======== DATA EXTRACT ========

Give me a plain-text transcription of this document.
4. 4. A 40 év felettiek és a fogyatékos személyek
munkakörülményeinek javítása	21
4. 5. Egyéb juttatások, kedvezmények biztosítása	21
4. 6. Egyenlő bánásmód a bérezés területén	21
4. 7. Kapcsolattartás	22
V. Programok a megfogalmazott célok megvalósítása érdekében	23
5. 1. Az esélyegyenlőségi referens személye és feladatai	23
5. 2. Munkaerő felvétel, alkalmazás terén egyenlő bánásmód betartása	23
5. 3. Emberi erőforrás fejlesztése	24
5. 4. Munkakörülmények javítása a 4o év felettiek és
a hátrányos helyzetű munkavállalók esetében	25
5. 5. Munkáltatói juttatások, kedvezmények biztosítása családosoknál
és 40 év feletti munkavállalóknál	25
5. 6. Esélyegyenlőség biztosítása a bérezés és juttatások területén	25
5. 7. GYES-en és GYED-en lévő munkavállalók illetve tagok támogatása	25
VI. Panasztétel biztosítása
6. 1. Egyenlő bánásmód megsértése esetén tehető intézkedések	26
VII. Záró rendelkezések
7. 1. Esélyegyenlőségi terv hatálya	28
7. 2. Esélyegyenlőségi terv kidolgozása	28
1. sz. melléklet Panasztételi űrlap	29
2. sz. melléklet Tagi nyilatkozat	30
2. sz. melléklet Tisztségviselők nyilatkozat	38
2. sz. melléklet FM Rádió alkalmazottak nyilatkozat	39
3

========

__TO DO__. Extract the complete listing above, reproducing each line exactly.

__RESULT OF THE EXERCISE__.
Give me a plain-text transcription of this document.
4. 4. A 40 év felettiek és a fogyatékos személyek
munkakörülményeinek javítása	21
4. 5. Egyéb juttatások, kedvezmények biztosítása	21
4. 6. Egyenlő bánásmód a bérezés területén	21
4. 7. Kapcsolattartás	22
V. Programok a megfogalmazott célok megvalósítása érdekében	23
5. 1. Az esélyegyenlőségi referens személye és feladatai	23
5. 2. Munkaerő felvétel, alkalmazás terén egyenlő bánásmód betartása	23
5. 3. Emberi erőforrás fejlesztése	24
5. 4. Munkakörülmények javítása a 4o év felettiek és
a hátrányos helyzetű munkavállalók esetében	25
5. 5. Munkáltatói juttatások, kedvezmények biztosítása családosoknál
és 40 év feletti munkavállalóknál	25
5. 6. Esélyegyenlőség biztosítása a bérezés és juttatások területén	25
5. 7. GYES-en és GYED-en lévő munkavállalók illetve tagok támogatása	25
VI. Panasztétel biztosítása
6. 1. Egyenlő bánásmód megsértése esetén tehető intézkedések	26
VII. Záró rendelkezések
7. 1. Esélyegyenlőségi terv hatálya	28
7. 2. Esélyegyenlőségi terv kidolgozása	28
1. sz. melléklet Panasztételi űrlap	29
2. sz. melléklet Tagi nyilatkozat	30
2. sz. melléklet Tisztségviselők nyilatkozat	38
2. sz. melléklet FM Rádió alkalmazottak nyilatkozat	39
3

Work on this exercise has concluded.